Region annotation records
......

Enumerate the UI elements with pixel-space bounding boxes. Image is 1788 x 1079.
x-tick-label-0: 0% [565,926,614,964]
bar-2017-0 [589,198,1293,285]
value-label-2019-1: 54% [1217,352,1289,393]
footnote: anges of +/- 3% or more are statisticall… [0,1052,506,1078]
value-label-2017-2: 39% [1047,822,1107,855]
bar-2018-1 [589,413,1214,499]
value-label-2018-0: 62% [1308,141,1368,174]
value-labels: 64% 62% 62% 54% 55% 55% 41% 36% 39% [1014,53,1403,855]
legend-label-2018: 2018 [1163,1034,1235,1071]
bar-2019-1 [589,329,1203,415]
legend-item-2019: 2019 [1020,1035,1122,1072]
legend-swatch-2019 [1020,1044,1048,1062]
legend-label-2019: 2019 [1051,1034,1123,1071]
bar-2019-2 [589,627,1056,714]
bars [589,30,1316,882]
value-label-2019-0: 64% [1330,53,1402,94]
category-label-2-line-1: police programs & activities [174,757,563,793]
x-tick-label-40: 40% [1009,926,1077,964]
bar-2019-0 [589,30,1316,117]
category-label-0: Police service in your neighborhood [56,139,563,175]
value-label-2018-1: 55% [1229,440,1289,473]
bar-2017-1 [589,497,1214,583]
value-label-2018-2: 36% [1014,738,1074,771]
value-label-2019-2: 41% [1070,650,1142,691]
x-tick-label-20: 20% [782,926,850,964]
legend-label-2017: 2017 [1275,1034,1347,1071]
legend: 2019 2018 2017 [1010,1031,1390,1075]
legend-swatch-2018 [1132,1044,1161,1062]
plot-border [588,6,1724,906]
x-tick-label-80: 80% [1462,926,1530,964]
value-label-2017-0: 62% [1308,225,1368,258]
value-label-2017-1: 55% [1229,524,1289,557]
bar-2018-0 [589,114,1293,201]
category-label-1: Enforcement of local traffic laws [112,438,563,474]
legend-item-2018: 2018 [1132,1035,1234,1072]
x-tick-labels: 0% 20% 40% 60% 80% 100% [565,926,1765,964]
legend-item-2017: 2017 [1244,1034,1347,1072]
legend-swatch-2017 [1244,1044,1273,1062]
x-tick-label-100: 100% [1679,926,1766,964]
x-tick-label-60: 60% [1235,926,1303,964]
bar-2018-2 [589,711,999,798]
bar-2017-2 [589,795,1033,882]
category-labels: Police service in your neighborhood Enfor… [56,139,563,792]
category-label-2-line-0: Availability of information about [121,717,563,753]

......

What this task involves:
List every line of the items above that contains the string "tick", treating uppercase and lowercase letters as different.

Correct output:
x-tick-label-0: 0% [565,926,614,964]
x-tick-label-40: 40% [1009,926,1077,964]
x-tick-label-20: 20% [782,926,850,964]
x-tick-label-80: 80% [1462,926,1530,964]
x-tick-labels: 0% 20% 40% 60% 80% 100% [565,926,1765,964]
x-tick-label-100: 100% [1679,926,1766,964]
x-tick-label-60: 60% [1235,926,1303,964]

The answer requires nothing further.